TASK INSTRUCTIONS:
Return all entries precisely as they stand, without the images.
══ EXERCISE MATERIALS ══
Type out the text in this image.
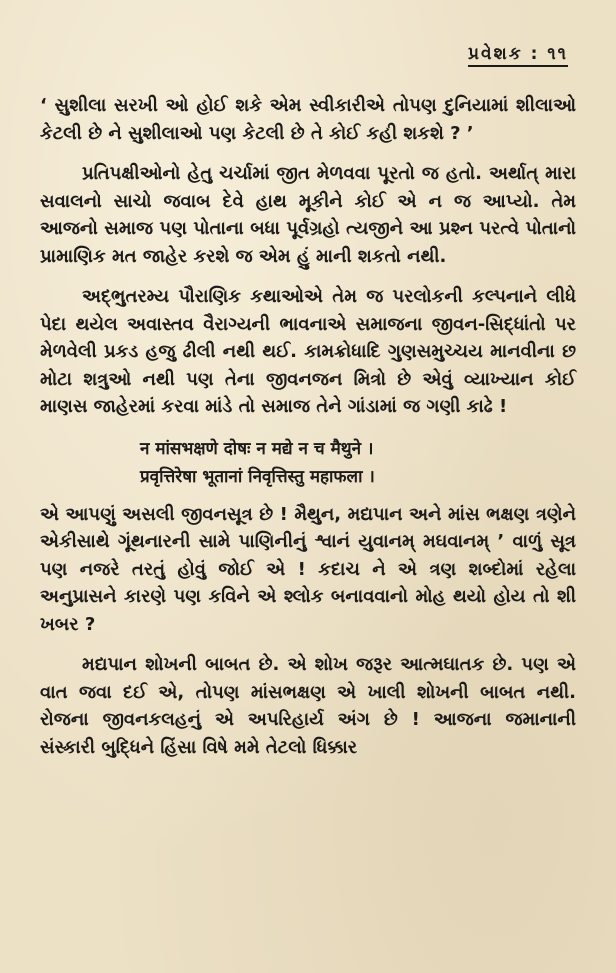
પ્રવેશક : ૧૧

‘ સુશીલા સરખી ઓ હોઈ શકે એમ સ્વીકારીએ તોપણ દુનિયામાં શીલાઓ કેટલી છે ને સુશીલાઓ પણ કેટલી છે તે કોઈ કહી શકશે ? ’

પ્રતિપક્ષીઓનો હેતુ ચર્ચામાં જીત મેળવવા પૂરતો જ હતો. અર્થાત્ મારા સવાલનો સાચો જવાબ દેવે હાથ મૂકીને કોઈ એ ન જ આપ્યો. તેમ આજનો સમાજ પણ પોતાના બધા પૂર્વગ્રહો ત્યજીને આ પ્રશ્ન પરત્વે પોતાનો પ્રામાણિક મત જાહેર કરશે જ એમ હું માની શકતો નથી.

અદ્ભુતરમ્ય પૌરાણિક કથાઓએ તેમ જ પરલોકની કલ્પનાને લીધે પેદા થયેલ અવાસ્તવ વૈરાગ્યની ભાવનાએ સમાજના જીવન-સિદ્ધાંતો પર મેળવેલી પ્રકડ હજુ ઢીલી નથી થઈ. કામક્રોધાદિ ગુણસમુચ્ચય માનવીના છ મોટા શત્રુઓ નથી પણ તેના જીવનજન મિત્રો છે એવું વ્યાખ્યાન કોઈ માણસ જાહેરમાં કરવા માંડે તો સમાજ તેને ગાંડામાં જ ગણી કાઢે !

न मांसभक्षणे दोषः न मद्ये न च मैथुने ।
प्रवृत्तिरेषा भूतानां निवृत्तिस्तु महाफला ।

એ આપણું અસલી જીવનસૂત્ર છે ! મૈથુન, મદ્યપાન અને માંસ ભક્ષણ ત્રણેને એકીસાથે ગૂંથનારની સામે પાણિનીનું શ્વાનં યુવાનમ્ મઘવાનમ્ ’ વાળું સૂત્ર પણ નજરે તરતું હોવું જોઈ એ ! કદાચ ને એ ત્રણ શબ્દોમાં રહેલા અનુપ્રાસને કારણે પણ કવિને એ શ્લોક બનાવવાનો મોહ થયો હોય તો શી ખબર ?

મદ્યપાન શોખની બાબત છે. એ શોખ જરૂર આત્મઘાતક છે. પણ એ વાત જવા દઈ એ, તોપણ માંસભક્ષણ એ ખાલી શોખની બાબત નથી. રોજના જીવનકલહનું એ અપરિહાર્ય અંગ છે ! આજના જમાનાની સંસ્કારી બુદ્ધિને હિંસા વિષે મમે તેટલો ધિક્કાર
═══
EXERCISE RESULT:
Type out the text in this image.
પ્રવેશક : ૧૧

‘ સુશીલા સરખી ઓ હોઈ શકે એમ સ્વીકારીએ તોપણ દુનિયામાં શીલાઓ કેટલી છે ને સુશીલાઓ પણ કેટલી છે તે કોઈ કહી શકશે ? ’

પ્રતિપક્ષીઓનો હેતુ ચર્ચામાં જીત મેળવવા પૂરતો જ હતો. અર્થાત્ મારા સવાલનો સાચો જવાબ દેવે હાથ મૂકીને કોઈ એ ન જ આપ્યો. તેમ આજનો સમાજ પણ પોતાના બધા પૂર્વગ્રહો ત્યજીને આ પ્રશ્ન પરત્વે પોતાનો પ્રામાણિક મત જાહેર કરશે જ એમ હું માની શકતો નથી.

અદ્ભુતરમ્ય પૌરાણિક કથાઓએ તેમ જ પરલોકની કલ્પનાને લીધે પેદા થયેલ અવાસ્તવ વૈરાગ્યની ભાવનાએ સમાજના જીવન-સિદ્ધાંતો પર મેળવેલી પ્રકડ હજુ ઢીલી નથી થઈ. કામક્રોધાદિ ગુણસમુચ્ચય માનવીના છ મોટા શત્રુઓ નથી પણ તેના જીવનજન મિત્રો છે એવું વ્યાખ્યાન કોઈ માણસ જાહેરમાં કરવા માંડે તો સમાજ તેને ગાંડામાં જ ગણી કાઢે !

न मांसभक्षणे दोषः न मद्ये न च मैथुने ।
प्रवृत्तिरेषा भूतानां निवृत्तिस्तु महाफला ।

એ આપણું અસલી જીવનસૂત્ર છે ! મૈથુન, મદ્યપાન અને માંસ ભક્ષણ ત્રણેને એકીસાથે ગૂંથનારની સામે પાણિનીનું શ્વાનં યુવાનમ્ મઘવાનમ્ ’ વાળું સૂત્ર પણ નજરે તરતું હોવું જોઈ એ ! કદાચ ને એ ત્રણ શબ્દોમાં રહેલા અનુપ્રાસને કારણે પણ કવિને એ શ્લોક બનાવવાનો મોહ થયો હોય તો શી ખબર ?

મદ્યપાન શોખની બાબત છે. એ શોખ જરૂર આત્મઘાતક છે. પણ એ વાત જવા દઈ એ, તોપણ માંસભક્ષણ એ ખાલી શોખની બાબત નથી. રોજના જીવનકલહનું એ અપરિહાર્ય અંગ છે ! આજના જમાનાની સંસ્કારી બુદ્ધિને હિંસા વિષે મમે તેટલો ધિક્કાર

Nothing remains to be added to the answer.